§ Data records
==================================================
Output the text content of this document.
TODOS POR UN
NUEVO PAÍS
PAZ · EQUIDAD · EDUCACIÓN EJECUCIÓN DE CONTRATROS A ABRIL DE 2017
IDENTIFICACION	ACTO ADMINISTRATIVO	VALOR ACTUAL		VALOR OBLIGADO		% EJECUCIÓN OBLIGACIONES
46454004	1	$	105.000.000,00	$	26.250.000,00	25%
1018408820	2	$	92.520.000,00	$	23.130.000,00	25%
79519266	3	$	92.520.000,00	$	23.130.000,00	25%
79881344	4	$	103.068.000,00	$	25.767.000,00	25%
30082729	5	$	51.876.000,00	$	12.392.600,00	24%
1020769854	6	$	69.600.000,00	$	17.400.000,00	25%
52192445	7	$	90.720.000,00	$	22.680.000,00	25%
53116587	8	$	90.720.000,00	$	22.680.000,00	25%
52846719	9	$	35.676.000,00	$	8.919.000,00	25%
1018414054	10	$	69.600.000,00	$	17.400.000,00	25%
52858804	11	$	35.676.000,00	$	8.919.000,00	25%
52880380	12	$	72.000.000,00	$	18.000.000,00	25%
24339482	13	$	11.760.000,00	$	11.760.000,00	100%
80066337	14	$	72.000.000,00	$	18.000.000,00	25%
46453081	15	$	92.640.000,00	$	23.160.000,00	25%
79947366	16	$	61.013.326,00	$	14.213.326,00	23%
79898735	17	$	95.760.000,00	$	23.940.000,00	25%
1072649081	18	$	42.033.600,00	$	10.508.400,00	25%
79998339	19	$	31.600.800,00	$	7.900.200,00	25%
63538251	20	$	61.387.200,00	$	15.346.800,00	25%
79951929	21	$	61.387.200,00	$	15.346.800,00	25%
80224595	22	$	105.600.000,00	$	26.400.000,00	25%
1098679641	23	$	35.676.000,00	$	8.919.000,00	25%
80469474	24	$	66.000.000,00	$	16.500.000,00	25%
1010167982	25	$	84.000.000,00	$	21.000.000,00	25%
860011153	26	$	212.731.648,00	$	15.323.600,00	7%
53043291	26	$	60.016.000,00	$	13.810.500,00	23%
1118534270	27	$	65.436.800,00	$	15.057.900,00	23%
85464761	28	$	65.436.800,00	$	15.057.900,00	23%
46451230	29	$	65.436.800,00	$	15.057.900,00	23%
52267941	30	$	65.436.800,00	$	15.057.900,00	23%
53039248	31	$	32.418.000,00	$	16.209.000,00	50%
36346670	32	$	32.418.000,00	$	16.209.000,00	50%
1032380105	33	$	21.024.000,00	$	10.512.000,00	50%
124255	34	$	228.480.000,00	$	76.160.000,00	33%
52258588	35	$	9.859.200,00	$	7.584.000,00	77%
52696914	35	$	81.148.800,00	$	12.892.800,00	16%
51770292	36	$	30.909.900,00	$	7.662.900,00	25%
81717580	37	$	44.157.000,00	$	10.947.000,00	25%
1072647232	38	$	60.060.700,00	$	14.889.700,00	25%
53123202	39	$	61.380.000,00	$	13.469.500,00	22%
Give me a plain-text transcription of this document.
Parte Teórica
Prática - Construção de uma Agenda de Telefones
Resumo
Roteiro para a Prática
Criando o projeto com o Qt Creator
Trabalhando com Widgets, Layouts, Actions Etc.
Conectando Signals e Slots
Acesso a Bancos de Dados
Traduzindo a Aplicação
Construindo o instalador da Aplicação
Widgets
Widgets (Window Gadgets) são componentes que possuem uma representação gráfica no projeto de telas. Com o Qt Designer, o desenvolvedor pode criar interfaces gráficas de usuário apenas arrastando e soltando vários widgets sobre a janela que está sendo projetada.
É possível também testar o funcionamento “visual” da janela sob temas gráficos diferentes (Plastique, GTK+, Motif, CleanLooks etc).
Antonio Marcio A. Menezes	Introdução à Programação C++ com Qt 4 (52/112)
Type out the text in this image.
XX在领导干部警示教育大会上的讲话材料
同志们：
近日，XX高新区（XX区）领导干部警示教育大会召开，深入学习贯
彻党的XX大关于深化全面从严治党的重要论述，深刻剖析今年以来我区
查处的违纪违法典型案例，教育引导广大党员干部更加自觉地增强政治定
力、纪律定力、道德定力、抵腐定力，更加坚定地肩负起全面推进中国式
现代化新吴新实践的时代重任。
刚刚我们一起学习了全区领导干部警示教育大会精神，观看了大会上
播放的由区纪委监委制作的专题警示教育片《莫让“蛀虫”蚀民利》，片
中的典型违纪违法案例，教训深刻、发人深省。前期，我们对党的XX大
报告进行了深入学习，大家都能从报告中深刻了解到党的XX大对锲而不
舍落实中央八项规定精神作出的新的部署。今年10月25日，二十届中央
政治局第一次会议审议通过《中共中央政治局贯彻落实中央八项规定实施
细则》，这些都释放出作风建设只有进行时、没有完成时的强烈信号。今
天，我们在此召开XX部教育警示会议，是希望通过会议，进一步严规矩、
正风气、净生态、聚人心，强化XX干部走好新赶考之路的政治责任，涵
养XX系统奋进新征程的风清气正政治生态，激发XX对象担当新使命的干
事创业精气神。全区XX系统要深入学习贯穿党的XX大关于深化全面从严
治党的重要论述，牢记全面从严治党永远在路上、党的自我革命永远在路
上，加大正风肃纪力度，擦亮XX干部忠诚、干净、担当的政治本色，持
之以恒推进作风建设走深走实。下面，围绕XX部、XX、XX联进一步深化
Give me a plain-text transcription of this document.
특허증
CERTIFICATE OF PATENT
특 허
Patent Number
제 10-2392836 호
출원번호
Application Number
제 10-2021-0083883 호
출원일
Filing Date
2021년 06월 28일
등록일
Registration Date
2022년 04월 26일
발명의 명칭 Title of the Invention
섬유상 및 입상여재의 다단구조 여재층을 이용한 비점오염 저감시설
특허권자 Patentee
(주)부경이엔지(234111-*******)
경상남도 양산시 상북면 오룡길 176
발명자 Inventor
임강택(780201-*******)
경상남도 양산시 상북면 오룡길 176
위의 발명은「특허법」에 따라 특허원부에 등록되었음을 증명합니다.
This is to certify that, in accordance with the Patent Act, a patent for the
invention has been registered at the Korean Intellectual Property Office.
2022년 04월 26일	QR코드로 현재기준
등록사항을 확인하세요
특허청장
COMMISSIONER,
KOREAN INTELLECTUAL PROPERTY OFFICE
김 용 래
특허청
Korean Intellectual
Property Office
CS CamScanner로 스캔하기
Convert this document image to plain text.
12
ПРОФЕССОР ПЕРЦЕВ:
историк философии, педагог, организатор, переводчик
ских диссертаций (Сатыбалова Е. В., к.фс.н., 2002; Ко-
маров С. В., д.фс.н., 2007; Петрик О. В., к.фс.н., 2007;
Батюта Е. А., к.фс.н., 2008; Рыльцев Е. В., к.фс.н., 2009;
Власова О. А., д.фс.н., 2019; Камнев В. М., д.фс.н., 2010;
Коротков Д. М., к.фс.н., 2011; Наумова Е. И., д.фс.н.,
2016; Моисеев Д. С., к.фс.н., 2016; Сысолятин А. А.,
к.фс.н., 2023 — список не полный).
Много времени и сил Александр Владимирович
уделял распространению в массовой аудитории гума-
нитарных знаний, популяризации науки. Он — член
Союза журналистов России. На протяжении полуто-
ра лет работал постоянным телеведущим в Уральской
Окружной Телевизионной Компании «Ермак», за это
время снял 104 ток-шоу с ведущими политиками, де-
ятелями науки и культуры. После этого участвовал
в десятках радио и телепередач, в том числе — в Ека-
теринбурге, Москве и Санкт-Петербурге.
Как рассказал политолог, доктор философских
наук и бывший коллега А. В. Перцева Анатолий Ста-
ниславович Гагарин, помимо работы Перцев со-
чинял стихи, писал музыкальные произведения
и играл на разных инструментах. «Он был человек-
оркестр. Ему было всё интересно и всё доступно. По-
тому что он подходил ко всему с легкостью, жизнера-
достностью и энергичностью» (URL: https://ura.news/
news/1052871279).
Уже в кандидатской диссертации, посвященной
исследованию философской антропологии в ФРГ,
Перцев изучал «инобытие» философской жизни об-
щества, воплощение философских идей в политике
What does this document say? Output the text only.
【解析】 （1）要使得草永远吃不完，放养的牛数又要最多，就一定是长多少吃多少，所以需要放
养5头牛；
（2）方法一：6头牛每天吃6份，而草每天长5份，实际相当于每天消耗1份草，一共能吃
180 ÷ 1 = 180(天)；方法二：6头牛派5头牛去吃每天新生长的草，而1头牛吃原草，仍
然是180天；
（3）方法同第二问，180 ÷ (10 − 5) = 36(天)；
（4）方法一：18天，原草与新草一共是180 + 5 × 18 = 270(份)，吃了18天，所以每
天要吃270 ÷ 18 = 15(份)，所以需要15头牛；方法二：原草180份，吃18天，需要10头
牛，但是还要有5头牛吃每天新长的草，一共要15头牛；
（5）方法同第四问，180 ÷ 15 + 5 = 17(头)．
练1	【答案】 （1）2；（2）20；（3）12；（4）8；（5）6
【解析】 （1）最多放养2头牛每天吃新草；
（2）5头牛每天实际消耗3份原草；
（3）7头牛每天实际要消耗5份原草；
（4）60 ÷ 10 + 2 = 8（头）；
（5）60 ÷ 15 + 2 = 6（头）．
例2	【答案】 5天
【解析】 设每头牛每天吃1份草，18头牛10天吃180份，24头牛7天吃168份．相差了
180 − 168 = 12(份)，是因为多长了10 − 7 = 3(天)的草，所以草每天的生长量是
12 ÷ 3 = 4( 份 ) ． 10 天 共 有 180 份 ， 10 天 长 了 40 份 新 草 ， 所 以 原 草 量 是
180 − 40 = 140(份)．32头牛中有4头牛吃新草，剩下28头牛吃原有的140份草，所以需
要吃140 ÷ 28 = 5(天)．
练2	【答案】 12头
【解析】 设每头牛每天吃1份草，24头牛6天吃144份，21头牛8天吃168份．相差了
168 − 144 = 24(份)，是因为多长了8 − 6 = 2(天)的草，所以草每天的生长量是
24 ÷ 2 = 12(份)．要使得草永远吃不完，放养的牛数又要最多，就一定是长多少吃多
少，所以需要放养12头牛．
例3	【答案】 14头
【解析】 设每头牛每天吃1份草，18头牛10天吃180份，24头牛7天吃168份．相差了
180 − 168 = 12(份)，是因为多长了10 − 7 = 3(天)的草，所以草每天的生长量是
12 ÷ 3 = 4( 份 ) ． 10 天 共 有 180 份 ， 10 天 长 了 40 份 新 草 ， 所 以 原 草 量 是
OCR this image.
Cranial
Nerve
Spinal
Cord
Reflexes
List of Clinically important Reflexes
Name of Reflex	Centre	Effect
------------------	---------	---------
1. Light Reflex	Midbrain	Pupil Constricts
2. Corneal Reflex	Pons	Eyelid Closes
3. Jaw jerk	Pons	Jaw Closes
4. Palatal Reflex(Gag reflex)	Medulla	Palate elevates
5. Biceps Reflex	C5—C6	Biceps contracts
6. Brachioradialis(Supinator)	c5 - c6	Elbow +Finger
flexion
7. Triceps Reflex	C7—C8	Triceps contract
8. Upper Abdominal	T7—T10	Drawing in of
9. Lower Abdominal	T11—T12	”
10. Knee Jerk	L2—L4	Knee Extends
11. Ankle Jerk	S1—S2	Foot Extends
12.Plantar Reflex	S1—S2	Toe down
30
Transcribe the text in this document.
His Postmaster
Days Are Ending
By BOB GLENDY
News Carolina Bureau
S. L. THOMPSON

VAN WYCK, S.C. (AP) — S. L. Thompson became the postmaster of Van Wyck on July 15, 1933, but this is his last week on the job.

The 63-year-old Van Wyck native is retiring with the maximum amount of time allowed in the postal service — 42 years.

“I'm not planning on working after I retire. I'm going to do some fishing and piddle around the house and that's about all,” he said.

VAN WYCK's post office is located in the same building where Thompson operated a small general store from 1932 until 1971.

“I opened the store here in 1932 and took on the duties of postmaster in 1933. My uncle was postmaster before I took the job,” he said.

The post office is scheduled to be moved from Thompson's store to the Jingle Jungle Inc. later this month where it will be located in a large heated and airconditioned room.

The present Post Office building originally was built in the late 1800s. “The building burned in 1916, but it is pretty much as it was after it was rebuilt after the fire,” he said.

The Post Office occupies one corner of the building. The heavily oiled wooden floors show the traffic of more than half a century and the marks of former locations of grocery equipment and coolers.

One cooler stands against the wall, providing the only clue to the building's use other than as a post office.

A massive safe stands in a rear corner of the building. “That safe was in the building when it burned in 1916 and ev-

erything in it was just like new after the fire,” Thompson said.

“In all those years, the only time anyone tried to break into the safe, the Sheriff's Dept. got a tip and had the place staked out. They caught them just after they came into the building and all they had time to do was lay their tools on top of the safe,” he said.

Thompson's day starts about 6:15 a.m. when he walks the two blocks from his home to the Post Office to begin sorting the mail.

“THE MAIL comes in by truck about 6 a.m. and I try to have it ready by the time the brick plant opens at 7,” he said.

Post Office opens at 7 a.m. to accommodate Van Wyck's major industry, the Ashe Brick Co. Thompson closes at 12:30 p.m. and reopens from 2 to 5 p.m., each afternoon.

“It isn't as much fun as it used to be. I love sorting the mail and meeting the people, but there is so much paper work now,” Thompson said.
==================================================
§ AIM OF THE TASK
State the count of lines that contain the string "Aplicação". Nothing else is needed.

§ ANSWER TO THE EXERCISE
2